What this task involves: Look through the records below and give the number of lines holding the string "unchanged", nothing more.

Material supplied:
>>>>
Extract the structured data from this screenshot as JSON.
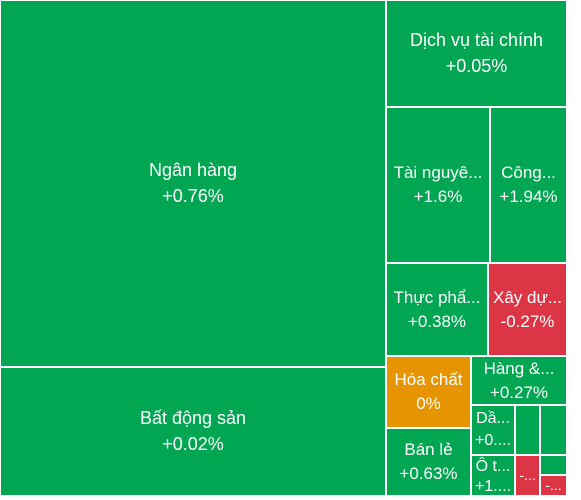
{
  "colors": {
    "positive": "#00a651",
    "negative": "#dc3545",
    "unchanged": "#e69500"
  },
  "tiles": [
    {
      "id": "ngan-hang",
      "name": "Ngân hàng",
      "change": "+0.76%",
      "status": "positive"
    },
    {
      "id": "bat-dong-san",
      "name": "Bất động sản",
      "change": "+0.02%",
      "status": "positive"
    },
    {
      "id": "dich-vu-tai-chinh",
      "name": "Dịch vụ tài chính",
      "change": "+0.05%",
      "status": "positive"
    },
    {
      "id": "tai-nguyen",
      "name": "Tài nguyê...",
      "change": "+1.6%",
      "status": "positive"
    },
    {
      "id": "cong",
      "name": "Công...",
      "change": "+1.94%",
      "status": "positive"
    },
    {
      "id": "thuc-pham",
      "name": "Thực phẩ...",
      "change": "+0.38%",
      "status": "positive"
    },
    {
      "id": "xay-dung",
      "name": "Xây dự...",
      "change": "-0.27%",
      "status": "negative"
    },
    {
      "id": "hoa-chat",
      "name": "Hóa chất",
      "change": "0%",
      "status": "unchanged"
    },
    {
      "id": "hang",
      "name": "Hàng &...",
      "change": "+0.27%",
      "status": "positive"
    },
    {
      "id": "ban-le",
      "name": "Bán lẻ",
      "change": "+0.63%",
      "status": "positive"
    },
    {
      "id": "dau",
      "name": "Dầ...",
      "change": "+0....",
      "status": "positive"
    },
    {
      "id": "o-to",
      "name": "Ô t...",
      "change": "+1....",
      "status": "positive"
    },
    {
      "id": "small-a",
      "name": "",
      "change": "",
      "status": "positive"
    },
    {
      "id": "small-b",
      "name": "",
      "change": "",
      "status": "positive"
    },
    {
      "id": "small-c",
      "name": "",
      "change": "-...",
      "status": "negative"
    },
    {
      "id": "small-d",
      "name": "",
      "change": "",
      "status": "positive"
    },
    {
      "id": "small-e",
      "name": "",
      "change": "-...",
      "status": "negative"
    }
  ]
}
<<<<
Solution to this exercise: 2